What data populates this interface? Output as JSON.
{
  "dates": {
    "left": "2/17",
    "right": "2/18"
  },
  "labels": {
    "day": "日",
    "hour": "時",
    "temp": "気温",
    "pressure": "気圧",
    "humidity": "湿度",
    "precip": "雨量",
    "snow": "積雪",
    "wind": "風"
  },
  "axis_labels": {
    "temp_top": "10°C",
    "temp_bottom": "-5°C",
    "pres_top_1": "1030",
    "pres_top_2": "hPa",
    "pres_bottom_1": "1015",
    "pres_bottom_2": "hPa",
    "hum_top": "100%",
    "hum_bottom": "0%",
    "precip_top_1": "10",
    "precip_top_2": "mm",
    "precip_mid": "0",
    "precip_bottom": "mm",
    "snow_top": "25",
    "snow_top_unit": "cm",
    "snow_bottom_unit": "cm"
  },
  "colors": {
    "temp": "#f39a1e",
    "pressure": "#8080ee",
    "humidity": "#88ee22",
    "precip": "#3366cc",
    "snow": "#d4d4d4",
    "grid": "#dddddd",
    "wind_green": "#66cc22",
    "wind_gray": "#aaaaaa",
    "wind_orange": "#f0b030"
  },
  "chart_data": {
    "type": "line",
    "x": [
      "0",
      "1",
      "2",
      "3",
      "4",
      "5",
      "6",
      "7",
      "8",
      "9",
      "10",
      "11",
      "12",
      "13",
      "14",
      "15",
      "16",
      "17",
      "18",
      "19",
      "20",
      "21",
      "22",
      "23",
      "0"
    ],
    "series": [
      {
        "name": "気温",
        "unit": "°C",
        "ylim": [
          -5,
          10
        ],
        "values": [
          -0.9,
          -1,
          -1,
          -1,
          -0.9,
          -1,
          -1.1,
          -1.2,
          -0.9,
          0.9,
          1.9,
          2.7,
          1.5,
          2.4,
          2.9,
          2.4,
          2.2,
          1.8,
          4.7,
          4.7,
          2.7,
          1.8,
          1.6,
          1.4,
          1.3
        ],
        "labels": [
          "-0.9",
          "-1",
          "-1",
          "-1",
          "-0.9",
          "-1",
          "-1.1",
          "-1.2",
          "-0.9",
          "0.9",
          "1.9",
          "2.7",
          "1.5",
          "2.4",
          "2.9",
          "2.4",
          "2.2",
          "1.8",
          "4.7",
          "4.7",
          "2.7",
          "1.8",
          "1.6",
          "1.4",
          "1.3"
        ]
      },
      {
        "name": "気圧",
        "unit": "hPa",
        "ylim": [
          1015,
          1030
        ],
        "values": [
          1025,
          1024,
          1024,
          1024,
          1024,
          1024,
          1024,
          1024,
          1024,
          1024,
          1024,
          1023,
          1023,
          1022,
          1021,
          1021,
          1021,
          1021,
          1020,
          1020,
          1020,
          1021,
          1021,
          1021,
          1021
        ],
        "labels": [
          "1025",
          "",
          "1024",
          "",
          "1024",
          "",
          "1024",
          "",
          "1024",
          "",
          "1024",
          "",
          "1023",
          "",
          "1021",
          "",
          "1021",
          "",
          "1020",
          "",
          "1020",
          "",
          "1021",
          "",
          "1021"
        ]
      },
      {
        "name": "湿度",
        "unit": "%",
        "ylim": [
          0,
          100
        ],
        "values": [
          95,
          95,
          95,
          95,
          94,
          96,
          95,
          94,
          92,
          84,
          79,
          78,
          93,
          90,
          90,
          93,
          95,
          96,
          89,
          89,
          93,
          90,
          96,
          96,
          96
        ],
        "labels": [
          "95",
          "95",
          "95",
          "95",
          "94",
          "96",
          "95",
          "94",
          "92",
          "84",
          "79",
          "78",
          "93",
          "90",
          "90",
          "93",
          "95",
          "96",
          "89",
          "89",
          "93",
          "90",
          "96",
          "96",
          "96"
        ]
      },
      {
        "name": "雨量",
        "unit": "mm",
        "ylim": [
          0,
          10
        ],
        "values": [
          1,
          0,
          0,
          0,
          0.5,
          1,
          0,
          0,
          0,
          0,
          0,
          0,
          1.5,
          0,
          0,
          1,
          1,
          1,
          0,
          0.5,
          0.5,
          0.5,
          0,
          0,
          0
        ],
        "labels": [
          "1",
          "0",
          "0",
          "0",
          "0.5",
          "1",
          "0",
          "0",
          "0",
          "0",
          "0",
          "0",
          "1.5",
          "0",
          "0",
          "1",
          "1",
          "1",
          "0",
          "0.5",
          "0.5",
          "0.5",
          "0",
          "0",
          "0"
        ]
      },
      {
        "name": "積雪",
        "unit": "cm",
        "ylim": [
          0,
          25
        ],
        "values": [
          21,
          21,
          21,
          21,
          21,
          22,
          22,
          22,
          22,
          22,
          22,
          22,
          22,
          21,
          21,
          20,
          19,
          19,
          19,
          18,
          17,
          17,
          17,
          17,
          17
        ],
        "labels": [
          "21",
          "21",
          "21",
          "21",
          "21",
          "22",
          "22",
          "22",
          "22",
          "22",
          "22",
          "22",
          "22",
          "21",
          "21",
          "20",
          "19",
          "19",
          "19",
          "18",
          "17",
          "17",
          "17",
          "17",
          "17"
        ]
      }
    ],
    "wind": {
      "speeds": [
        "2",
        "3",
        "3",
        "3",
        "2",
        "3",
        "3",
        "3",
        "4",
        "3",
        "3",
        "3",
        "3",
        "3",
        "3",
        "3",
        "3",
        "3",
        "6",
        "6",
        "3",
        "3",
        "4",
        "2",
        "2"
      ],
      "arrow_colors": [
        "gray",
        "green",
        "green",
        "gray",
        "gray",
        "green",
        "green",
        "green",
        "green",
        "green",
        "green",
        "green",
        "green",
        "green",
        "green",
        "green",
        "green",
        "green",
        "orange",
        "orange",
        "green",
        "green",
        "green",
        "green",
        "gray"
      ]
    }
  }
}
───
*Written task*:
Write the listing out again, exactly as it reads.

*Answer for the task*:
What data populates this interface? Output as JSON.
{
  "dates": {
    "left": "2/17",
    "right": "2/18"
  },
  "labels": {
    "day": "日",
    "hour": "時",
    "temp": "気温",
    "pressure": "気圧",
    "humidity": "湿度",
    "precip": "雨量",
    "snow": "積雪",
    "wind": "風"
  },
  "axis_labels": {
    "temp_top": "10°C",
    "temp_bottom": "-5°C",
    "pres_top_1": "1030",
    "pres_top_2": "hPa",
    "pres_bottom_1": "1015",
    "pres_bottom_2": "hPa",
    "hum_top": "100%",
    "hum_bottom": "0%",
    "precip_top_1": "10",
    "precip_top_2": "mm",
    "precip_mid": "0",
    "precip_bottom": "mm",
    "snow_top": "25",
    "snow_top_unit": "cm",
    "snow_bottom_unit": "cm"
  },
  "colors": {
    "temp": "#f39a1e",
    "pressure": "#8080ee",
    "humidity": "#88ee22",
    "precip": "#3366cc",
    "snow": "#d4d4d4",
    "grid": "#dddddd",
    "wind_green": "#66cc22",
    "wind_gray": "#aaaaaa",
    "wind_orange": "#f0b030"
  },
  "chart_data": {
    "type": "line",
    "x": [
      "0",
      "1",
      "2",
      "3",
      "4",
      "5",
      "6",
      "7",
      "8",
      "9",
      "10",
      "11",
      "12",
      "13",
      "14",
      "15",
      "16",
      "17",
      "18",
      "19",
      "20",
      "21",
      "22",
      "23",
      "0"
    ],
    "series": [
      {
        "name": "気温",
        "unit": "°C",
        "ylim": [
          -5,
          10
        ],
        "values": [
          -0.9,
          -1,
          -1,
          -1,
          -0.9,
          -1,
          -1.1,
          -1.2,
          -0.9,
          0.9,
          1.9,
          2.7,
          1.5,
          2.4,
          2.9,
          2.4,
          2.2,
          1.8,
          4.7,
          4.7,
          2.7,
          1.8,
          1.6,
          1.4,
          1.3
        ],
        "labels": [
          "-0.9",
          "-1",
          "-1",
          "-1",
          "-0.9",
          "-1",
          "-1.1",
          "-1.2",
          "-0.9",
          "0.9",
          "1.9",
          "2.7",
          "1.5",
          "2.4",
          "2.9",
          "2.4",
          "2.2",
          "1.8",
          "4.7",
          "4.7",
          "2.7",
          "1.8",
          "1.6",
          "1.4",
          "1.3"
        ]
      },
      {
        "name": "気圧",
        "unit": "hPa",
        "ylim": [
          1015,
          1030
        ],
        "values": [
          1025,
          1024,
          1024,
          1024,
          1024,
          1024,
          1024,
          1024,
          1024,
          1024,
          1024,
          1023,
          1023,
          1022,
          1021,
          1021,
          1021,
          1021,
          1020,
          1020,
          1020,
          1021,
          1021,
          1021,
          1021
        ],
        "labels": [
          "1025",
          "",
          "1024",
          "",
          "1024",
          "",
          "1024",
          "",
          "1024",
          "",
          "1024",
          "",
          "1023",
          "",
          "1021",
          "",
          "1021",
          "",
          "1020",
          "",
          "1020",
          "",
          "1021",
          "",
          "1021"
        ]
      },
      {
        "name": "湿度",
        "unit": "%",
        "ylim": [
          0,
          100
        ],
        "values": [
          95,
          95,
          95,
          95,
          94,
          96,
          95,
          94,
          92,
          84,
          79,
          78,
          93,
          90,
          90,
          93,
          95,
          96,
          89,
          89,
          93,
          90,
          96,
          96,
          96
        ],
        "labels": [
          "95",
          "95",
          "95",
          "95",
          "94",
          "96",
          "95",
          "94",
          "92",
          "84",
          "79",
          "78",
          "93",
          "90",
          "90",
          "93",
          "95",
          "96",
          "89",
          "89",
          "93",
          "90",
          "96",
          "96",
          "96"
        ]
      },
      {
        "name": "雨量",
        "unit": "mm",
        "ylim": [
          0,
          10
        ],
        "values": [
          1,
          0,
          0,
          0,
          0.5,
          1,
          0,
          0,
          0,
          0,
          0,
          0,
          1.5,
          0,
          0,
          1,
          1,
          1,
          0,
          0.5,
          0.5,
          0.5,
          0,
          0,
          0
        ],
        "labels": [
          "1",
          "0",
          "0",
          "0",
          "0.5",
          "1",
          "0",
          "0",
          "0",
          "0",
          "0",
          "0",
          "1.5",
          "0",
          "0",
          "1",
          "1",
          "1",
          "0",
          "0.5",
          "0.5",
          "0.5",
          "0",
          "0",
          "0"
        ]
      },
      {
        "name": "積雪",
        "unit": "cm",
        "ylim": [
          0,
          25
        ],
        "values": [
          21,
          21,
          21,
          21,
          21,
          22,
          22,
          22,
          22,
          22,
          22,
          22,
          22,
          21,
          21,
          20,
          19,
          19,
          19,
          18,
          17,
          17,
          17,
          17,
          17
        ],
        "labels": [
          "21",
          "21",
          "21",
          "21",
          "21",
          "22",
          "22",
          "22",
          "22",
          "22",
          "22",
          "22",
          "22",
          "21",
          "21",
          "20",
          "19",
          "19",
          "19",
          "18",
          "17",
          "17",
          "17",
          "17",
          "17"
        ]
      }
    ],
    "wind": {
      "speeds": [
        "2",
        "3",
        "3",
        "3",
        "2",
        "3",
        "3",
        "3",
        "4",
        "3",
        "3",
        "3",
        "3",
        "3",
        "3",
        "3",
        "3",
        "3",
        "6",
        "6",
        "3",
        "3",
        "4",
        "2",
        "2"
      ],
      "arrow_colors": [
        "gray",
        "green",
        "green",
        "gray",
        "gray",
        "green",
        "green",
        "green",
        "green",
        "green",
        "green",
        "green",
        "green",
        "green",
        "green",
        "green",
        "green",
        "green",
        "orange",
        "orange",
        "green",
        "green",
        "green",
        "green",
        "gray"
      ]
    }
  }
}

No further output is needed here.